The hot vaporized stabilized crude enters the stabilized section of the condensate stabilizer sump below the bottom tray. Liquid and vapor disengage as they enter the column. Vapor rises up the column as boil-up for distillation and the stabilized liquid is collected in the bottom sump of the column. The stabilized condensate is then drawn out from the column under level control.
Hot vapors exit from the top of the condensate stabilizer and are cooled by the overhead condenser. The overhead condenser is designed to be an air cooler, but may also be water cooled. The cooled and condensed hydrocarbon vapors flow to the overhead reflux separator. The overhead reflux separator is a three-phase separator with boot designed to separate water and gas from the condensate. Separated water is collected in the boot of the separator and discharged to the closed drain header by an on-off level control valve. The condensate is pumped back to the top tray of the condensate stabilizer column as reflux. The reflux pumps are centrifugal type and on direct flow-control cascaded with the condensate level of the reflux separator. This maintains a constant reflux flow to the stabilizer column. The pressure controllers located on the gas outlet line of the overhead reflux separator control and maintain the operating pressure of the stabilizer column. The hydrocarbon gas from the reflux separator is sent to the vapor recovery suction scrubber via pressure control and any excess gas is vented to the HP flare by the pressure control valve.
The hot stabilized condensate from the column sump passes through the Feed/Bottom exchanger providing heat to the incoming unstabilized feed stream and is further cooled by the bottoms cooler before being pumped. The Feed/Bottom exchanger is designed as a shell and tube type heat exchanger. The unstabilized crude from the separator is pumped through the tube side of the Feed/Bottom exchanger and is heated by the hot stabilized crude flowing on the shell side. The temperature of the unstabilized fluid exiting the tube side of the exchanger and feeding the condensate stabilizer column is controlled by a direct acting temperature controller. This controller is located on the inlet to the column. It controls the stabilized condensate flow through the exchanger and by passes the rest. The partially-cooled stabilized condensate flows to the bottoms cooler. It is designed as an air cooler and cools the stabilized condensate to about 45 degrees C before being sent to the condensate transfer pumps.

=-=-=

- _Work task_
Please transcribe the part of the condensate stabilizer excerpt between "The hot vaporized" and "under level control.", inclusive.

Saved entries
=-=-=

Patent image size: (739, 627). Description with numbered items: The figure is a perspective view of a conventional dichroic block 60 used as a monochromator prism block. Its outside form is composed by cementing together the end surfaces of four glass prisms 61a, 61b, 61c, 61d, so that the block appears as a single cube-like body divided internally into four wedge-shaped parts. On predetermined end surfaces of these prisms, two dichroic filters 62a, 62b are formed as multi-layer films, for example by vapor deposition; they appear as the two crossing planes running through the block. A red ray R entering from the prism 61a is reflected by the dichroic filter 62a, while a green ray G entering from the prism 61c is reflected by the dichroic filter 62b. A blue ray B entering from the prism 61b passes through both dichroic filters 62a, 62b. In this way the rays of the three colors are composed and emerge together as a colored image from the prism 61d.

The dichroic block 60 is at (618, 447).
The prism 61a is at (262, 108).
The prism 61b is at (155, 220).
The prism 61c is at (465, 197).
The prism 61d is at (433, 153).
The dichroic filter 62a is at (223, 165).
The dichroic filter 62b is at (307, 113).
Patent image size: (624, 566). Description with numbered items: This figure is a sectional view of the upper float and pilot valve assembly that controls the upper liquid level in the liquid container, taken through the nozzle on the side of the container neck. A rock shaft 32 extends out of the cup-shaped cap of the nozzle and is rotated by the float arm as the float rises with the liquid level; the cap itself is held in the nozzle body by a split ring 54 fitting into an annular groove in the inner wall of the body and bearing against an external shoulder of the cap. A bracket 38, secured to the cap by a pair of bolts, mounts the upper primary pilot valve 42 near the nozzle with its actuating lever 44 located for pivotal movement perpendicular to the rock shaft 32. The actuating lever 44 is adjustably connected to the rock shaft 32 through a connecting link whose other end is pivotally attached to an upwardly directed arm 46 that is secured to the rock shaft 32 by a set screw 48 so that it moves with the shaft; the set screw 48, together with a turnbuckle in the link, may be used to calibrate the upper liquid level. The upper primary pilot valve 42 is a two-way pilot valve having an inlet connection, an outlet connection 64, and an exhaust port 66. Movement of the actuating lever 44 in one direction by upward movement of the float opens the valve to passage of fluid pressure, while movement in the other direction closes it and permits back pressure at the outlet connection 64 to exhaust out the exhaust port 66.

=-=-=

- _Answer box_
The hot vaporized stabilized crude enters the stabilized section of the condensate stabilizer sump below the bottom tray. Liquid and vapor disengage as they enter the column. Vapor rises up the column as boil-up for distillation and the stabilized liquid is collected in the bottom sump of the column. The stabilized condensate is then drawn out from the column under level control.